== TASK TO CARRY OUT ==
Locate the string "العملية" in the listing below. Copy every line where it is found.
-- START DATASET --
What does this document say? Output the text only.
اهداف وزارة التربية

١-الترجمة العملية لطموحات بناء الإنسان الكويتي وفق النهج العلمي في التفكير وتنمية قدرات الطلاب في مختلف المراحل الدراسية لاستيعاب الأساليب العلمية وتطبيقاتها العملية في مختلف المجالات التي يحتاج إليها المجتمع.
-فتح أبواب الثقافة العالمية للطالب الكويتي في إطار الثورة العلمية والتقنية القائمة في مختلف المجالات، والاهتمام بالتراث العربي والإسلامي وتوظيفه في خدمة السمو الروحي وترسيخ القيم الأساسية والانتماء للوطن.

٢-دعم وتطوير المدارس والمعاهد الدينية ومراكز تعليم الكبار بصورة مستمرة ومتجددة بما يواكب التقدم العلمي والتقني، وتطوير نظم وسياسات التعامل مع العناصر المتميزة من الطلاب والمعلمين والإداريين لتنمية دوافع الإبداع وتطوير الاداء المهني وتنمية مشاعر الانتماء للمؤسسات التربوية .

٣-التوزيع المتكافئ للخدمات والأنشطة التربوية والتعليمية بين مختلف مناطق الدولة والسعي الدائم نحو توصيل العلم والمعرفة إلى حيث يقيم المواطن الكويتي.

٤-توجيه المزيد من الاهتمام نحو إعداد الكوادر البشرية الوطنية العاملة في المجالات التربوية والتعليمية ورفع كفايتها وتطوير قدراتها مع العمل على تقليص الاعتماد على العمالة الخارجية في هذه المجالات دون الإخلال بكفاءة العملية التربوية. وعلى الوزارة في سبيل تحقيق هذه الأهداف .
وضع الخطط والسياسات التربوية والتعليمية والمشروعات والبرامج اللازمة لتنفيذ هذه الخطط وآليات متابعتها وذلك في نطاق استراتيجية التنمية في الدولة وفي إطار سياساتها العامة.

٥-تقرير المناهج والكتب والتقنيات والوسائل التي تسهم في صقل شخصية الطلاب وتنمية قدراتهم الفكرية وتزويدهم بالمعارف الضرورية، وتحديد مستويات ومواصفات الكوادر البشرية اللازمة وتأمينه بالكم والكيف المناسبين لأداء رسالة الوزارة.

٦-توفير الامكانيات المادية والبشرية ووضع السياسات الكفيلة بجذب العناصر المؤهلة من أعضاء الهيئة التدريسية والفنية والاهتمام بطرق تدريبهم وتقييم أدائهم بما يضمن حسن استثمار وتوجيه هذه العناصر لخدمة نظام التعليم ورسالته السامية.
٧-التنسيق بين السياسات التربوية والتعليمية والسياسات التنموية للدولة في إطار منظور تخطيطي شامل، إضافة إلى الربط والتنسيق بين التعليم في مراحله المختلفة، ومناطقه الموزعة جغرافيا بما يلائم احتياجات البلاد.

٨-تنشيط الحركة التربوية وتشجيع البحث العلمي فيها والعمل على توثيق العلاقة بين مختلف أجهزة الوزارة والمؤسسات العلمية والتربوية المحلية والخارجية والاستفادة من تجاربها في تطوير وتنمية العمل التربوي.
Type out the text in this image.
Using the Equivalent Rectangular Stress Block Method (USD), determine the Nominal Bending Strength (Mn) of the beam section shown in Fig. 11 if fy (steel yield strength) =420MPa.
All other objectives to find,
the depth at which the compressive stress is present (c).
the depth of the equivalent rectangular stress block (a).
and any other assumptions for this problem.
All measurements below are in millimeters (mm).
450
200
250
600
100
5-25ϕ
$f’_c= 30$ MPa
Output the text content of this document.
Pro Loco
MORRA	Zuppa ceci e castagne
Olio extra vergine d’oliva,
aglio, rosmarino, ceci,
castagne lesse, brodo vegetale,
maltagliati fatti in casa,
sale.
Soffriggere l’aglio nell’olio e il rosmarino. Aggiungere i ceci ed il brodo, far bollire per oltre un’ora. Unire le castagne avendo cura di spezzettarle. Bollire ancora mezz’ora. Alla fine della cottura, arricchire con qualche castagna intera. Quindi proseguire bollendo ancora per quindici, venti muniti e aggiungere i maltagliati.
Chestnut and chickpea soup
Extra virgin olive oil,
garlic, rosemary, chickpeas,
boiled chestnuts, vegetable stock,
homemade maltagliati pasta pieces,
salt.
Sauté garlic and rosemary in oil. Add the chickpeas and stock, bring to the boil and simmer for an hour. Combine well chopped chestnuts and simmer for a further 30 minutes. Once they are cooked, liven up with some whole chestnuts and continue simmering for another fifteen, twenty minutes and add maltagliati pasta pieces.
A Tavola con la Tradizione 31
-- END DATASET --
== EXERCISE RESULT ==
١-الترجمة العملية لطموحات بناء الإنسان الكويتي وفق النهج العلمي في التفكير وتنمية قدرات الطلاب في مختلف المراحل الدراسية لاستيعاب الأساليب العلمية وتطبيقاتها العملية في مختلف المجالات التي يحتاج إليها المجتمع.
٤-توجيه المزيد من الاهتمام نحو إعداد الكوادر البشرية الوطنية العاملة في المجالات التربوية والتعليمية ورفع كفايتها وتطوير قدراتها مع العمل على تقليص الاعتماد على العمالة الخارجية في هذه المجالات دون الإخلال بكفاءة العملية التربوية. وعلى الوزارة في سبيل تحقيق هذه الأهداف .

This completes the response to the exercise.